(Collected data)
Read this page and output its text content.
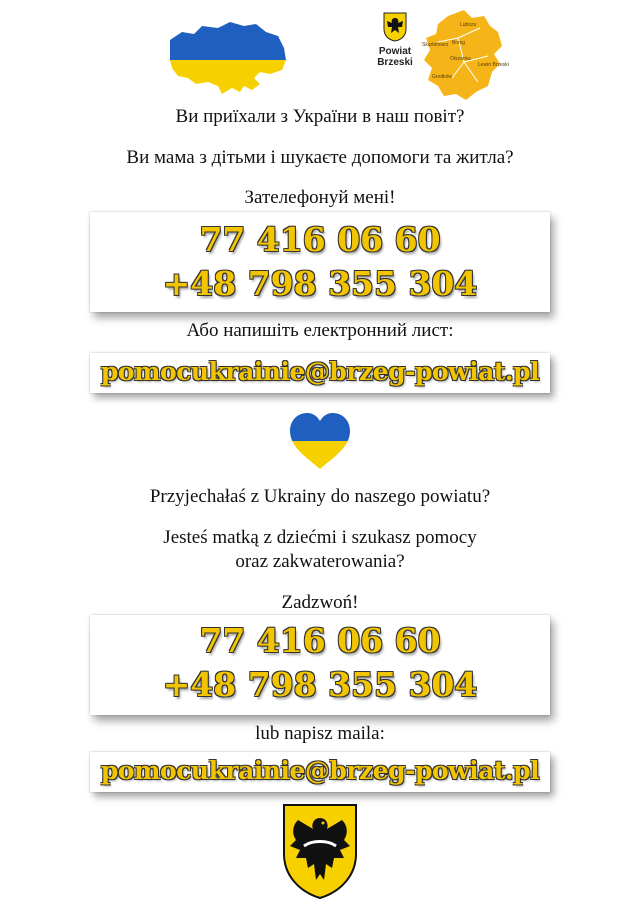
Powiat Brzeski
Lubsza
Skarbimierz Brzeg
Olszanka
Lewin Brzeski
Grodków
Ви приїхали з України в наш повіт?
Ви мама з дітьми і шукаєте допомоги та житла?
Зателефонуй мені!
77 416 06 60
+48 798 355 304
Або напишіть електронний лист:
pomocukrainie@brzeg-powiat.pl
Przyjechałaś z Ukrainy do naszego powiatu?
Jesteś matką z dziećmi i szukasz pomocy
oraz zakwaterowania?
Zadzwoń!
77 416 06 60
+48 798 355 304
lub napisz maila:
pomocukrainie@brzeg-powiat.pl
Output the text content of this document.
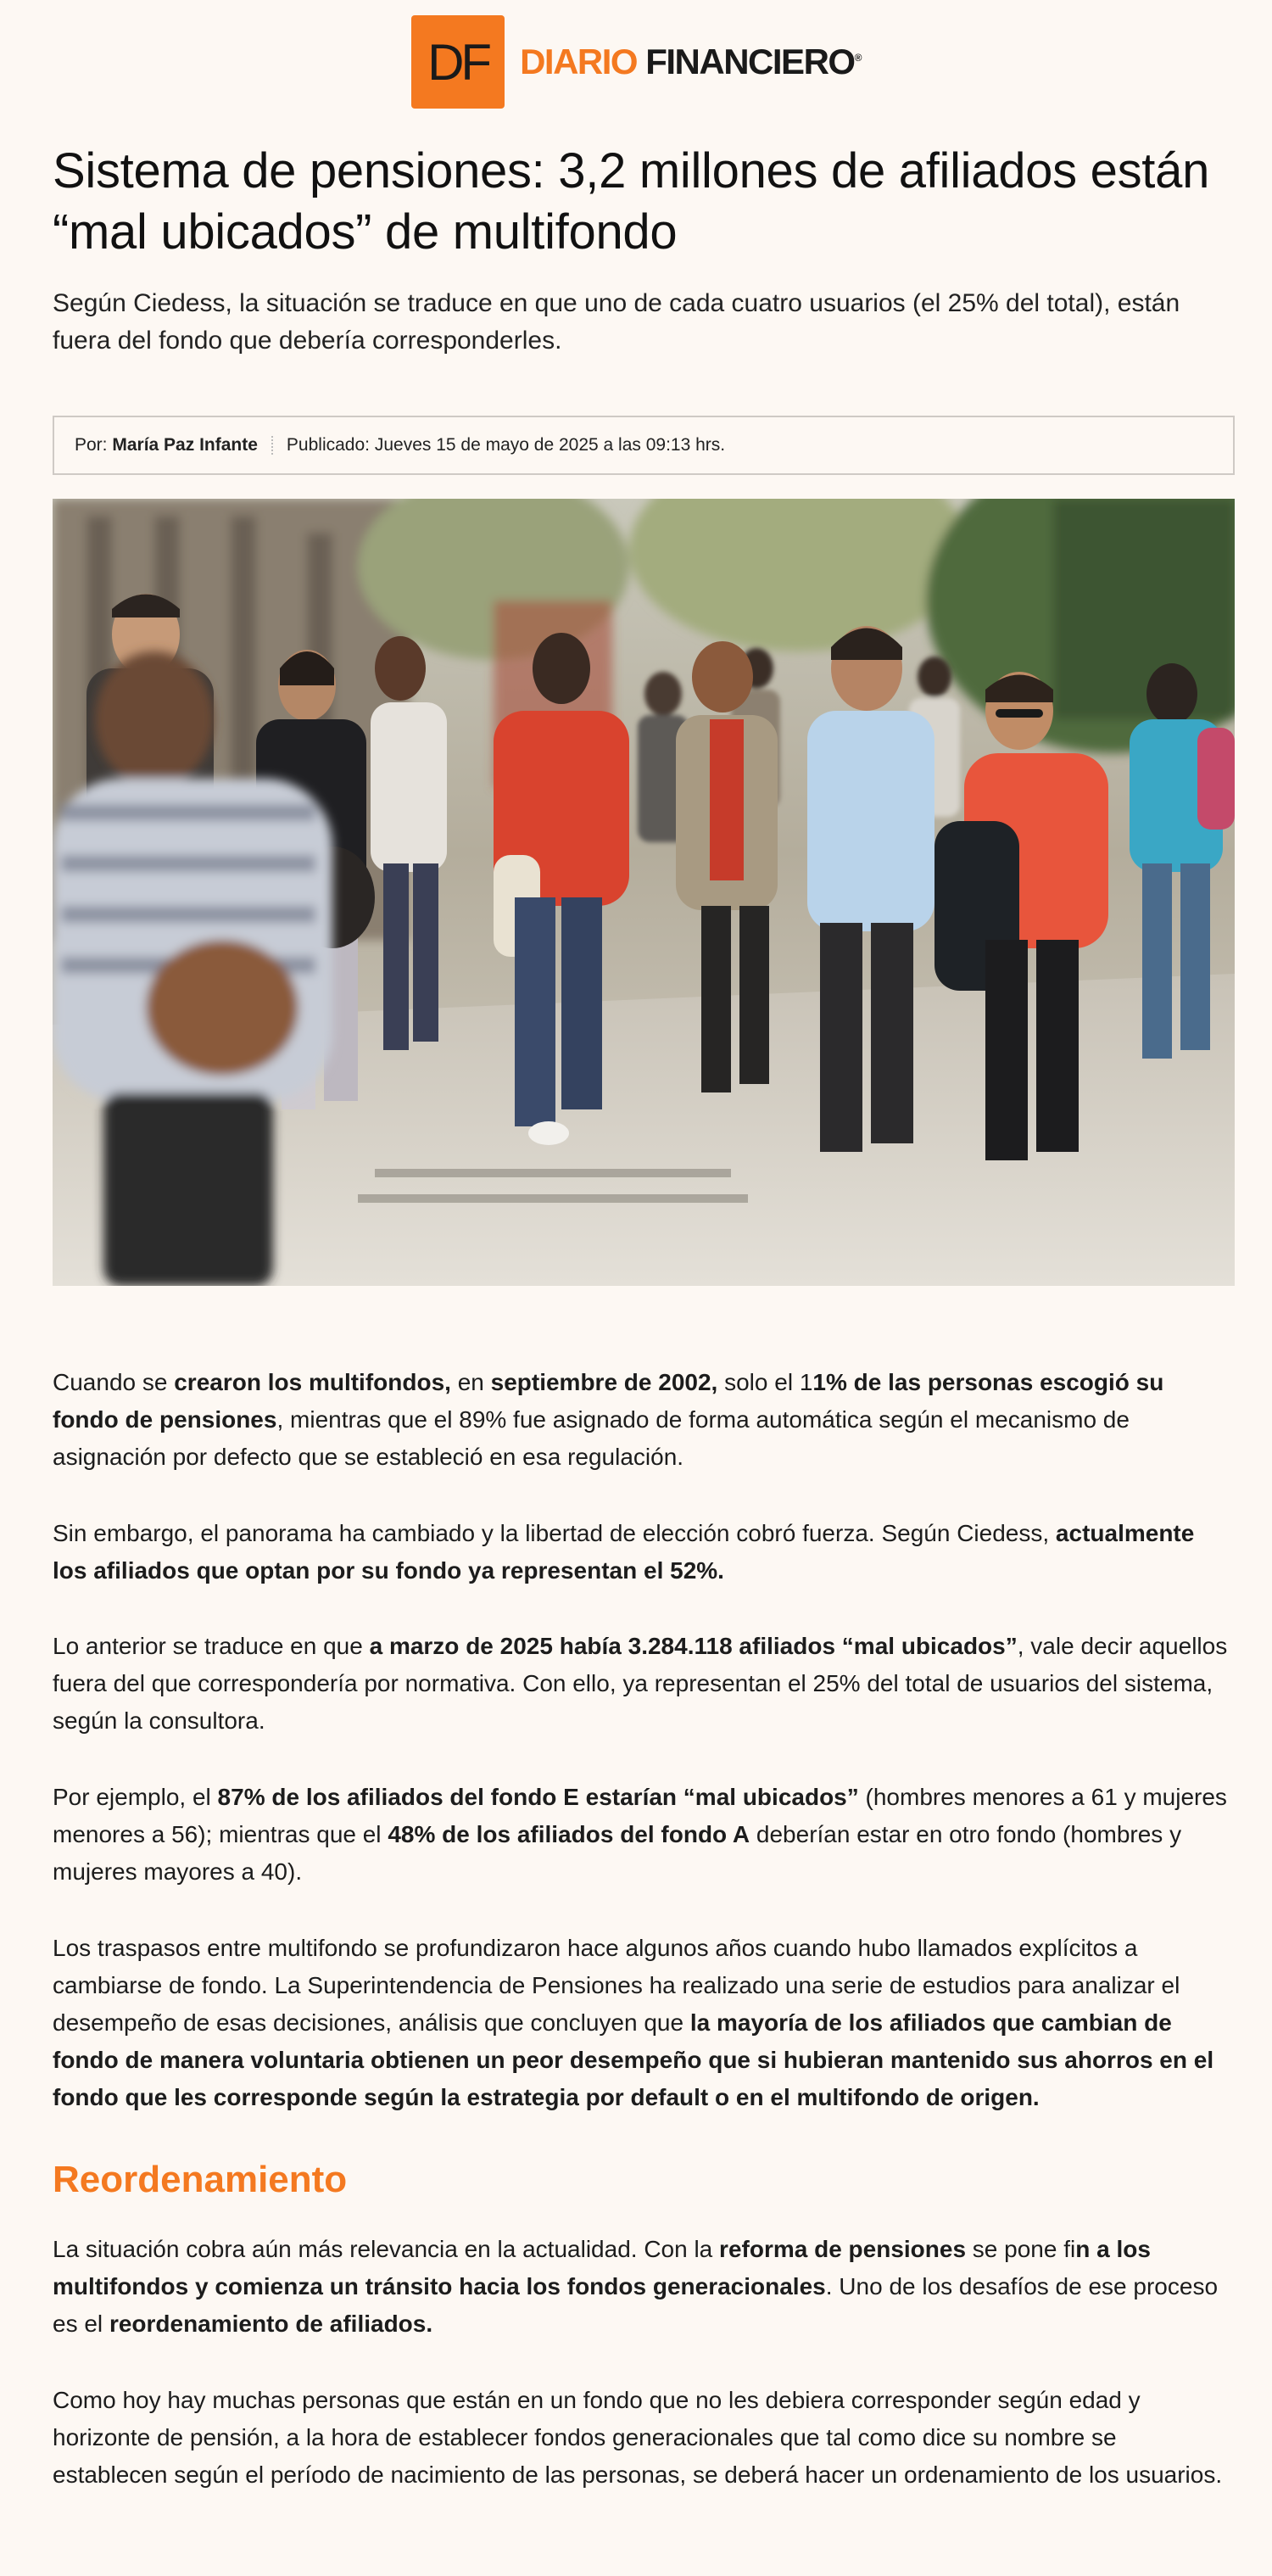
DF DIARIO FINANCIERO®
Sistema de pensiones: 3,2 millones de afiliados están “mal ubicados” de multifondo

Según Ciedess, la situación se traduce en que uno de cada cuatro usuarios (el 25% del total), están fuera del fondo que debería corresponderles.

Por:
María Paz Infante Publicado:
Jueves 15 de mayo de 2025 a las 09:13 hrs.
Cuando se crearon los multifondos, en septiembre de 2002, solo el 11% de las personas escogió su fondo de pensiones, mientras que el 89% fue asignado de forma automática según el mecanismo de asignación por defecto que se estableció en esa regulación.
Sin embargo, el panorama ha cambiado y la libertad de elección cobró fuerza. Según Ciedess, actualmente los afiliados que optan por su fondo ya representan el 52%.
Lo anterior se traduce en que a marzo de 2025 había 3.284.118 afiliados “mal ubicados”, vale decir aquellos fuera del que correspondería por normativa. Con ello, ya representan el 25% del total de usuarios del sistema, según la consultora.
Por ejemplo, el 87% de los afiliados del fondo E estarían “mal ubicados” (hombres menores a 61 y mujeres menores a 56); mientras que el 48% de los afiliados del fondo A deberían estar en otro fondo (hombres y mujeres mayores a 40).
Los traspasos entre multifondo se profundizaron hace algunos años cuando hubo llamados explícitos a cambiarse de fondo. La Superintendencia de Pensiones ha realizado una serie de estudios para analizar el desempeño de esas decisiones, análisis que concluyen que la mayoría de los afiliados que cambian de fondo de manera voluntaria obtienen un peor desempeño que si hubieran mantenido sus ahorros en el fondo que les corresponde según la estrategia por default o en el multifondo de origen.
Reordenamiento
La situación cobra aún más relevancia en la actualidad. Con la reforma de pensiones se pone fin a los multifondos y comienza un tránsito hacia los fondos generacionales. Uno de los desafíos de ese proceso es el reordenamiento de afiliados.
Como hoy hay muchas personas que están en un fondo que no les debiera corresponder según edad y horizonte de pensión, a la hora de establecer fondos generacionales que tal como dice su nombre se establecen según el período de nacimiento de las personas, se deberá hacer un ordenamiento de los usuarios.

● Task objective: Output every entry exactly as given; pictures are not part of the copy.

● Task response:
Read this page and output its text content.
Powiat Brzeski
Lubsza
Skarbimierz Brzeg
Olszanka
Lewin Brzeski
Grodków
Ви приїхали з України в наш повіт?
Ви мама з дітьми і шукаєте допомоги та житла?
Зателефонуй мені!
77 416 06 60
+48 798 355 304
Або напишіть електронний лист:
pomocukrainie@brzeg-powiat.pl
Przyjechałaś z Ukrainy do naszego powiatu?
Jesteś matką z dziećmi i szukasz pomocy
oraz zakwaterowania?
Zadzwoń!
77 416 06 60
+48 798 355 304
lub napisz maila:
pomocukrainie@brzeg-powiat.pl
Output the text content of this document.
DF DIARIO FINANCIERO®
Sistema de pensiones: 3,2 millones de afiliados están “mal ubicados” de multifondo

Según Ciedess, la situación se traduce en que uno de cada cuatro usuarios (el 25% del total), están fuera del fondo que debería corresponderles.

Por:
María Paz Infante Publicado:
Jueves 15 de mayo de 2025 a las 09:13 hrs.
Cuando se crearon los multifondos, en septiembre de 2002, solo el 11% de las personas escogió su fondo de pensiones, mientras que el 89% fue asignado de forma automática según el mecanismo de asignación por defecto que se estableció en esa regulación.
Sin embargo, el panorama ha cambiado y la libertad de elección cobró fuerza. Según Ciedess, actualmente los afiliados que optan por su fondo ya representan el 52%.
Lo anterior se traduce en que a marzo de 2025 había 3.284.118 afiliados “mal ubicados”, vale decir aquellos fuera del que correspondería por normativa. Con ello, ya representan el 25% del total de usuarios del sistema, según la consultora.
Por ejemplo, el 87% de los afiliados del fondo E estarían “mal ubicados” (hombres menores a 61 y mujeres menores a 56); mientras que el 48% de los afiliados del fondo A deberían estar en otro fondo (hombres y mujeres mayores a 40).
Los traspasos entre multifondo se profundizaron hace algunos años cuando hubo llamados explícitos a cambiarse de fondo. La Superintendencia de Pensiones ha realizado una serie de estudios para analizar el desempeño de esas decisiones, análisis que concluyen que la mayoría de los afiliados que cambian de fondo de manera voluntaria obtienen un peor desempeño que si hubieran mantenido sus ahorros en el fondo que les corresponde según la estrategia por default o en el multifondo de origen.
Reordenamiento
La situación cobra aún más relevancia en la actualidad. Con la reforma de pensiones se pone fin a los multifondos y comienza un tránsito hacia los fondos generacionales. Uno de los desafíos de ese proceso es el reordenamiento de afiliados.
Como hoy hay muchas personas que están en un fondo que no les debiera corresponder según edad y horizonte de pensión, a la hora de establecer fondos generacionales que tal como dice su nombre se establecen según el período de nacimiento de las personas, se deberá hacer un ordenamiento de los usuarios.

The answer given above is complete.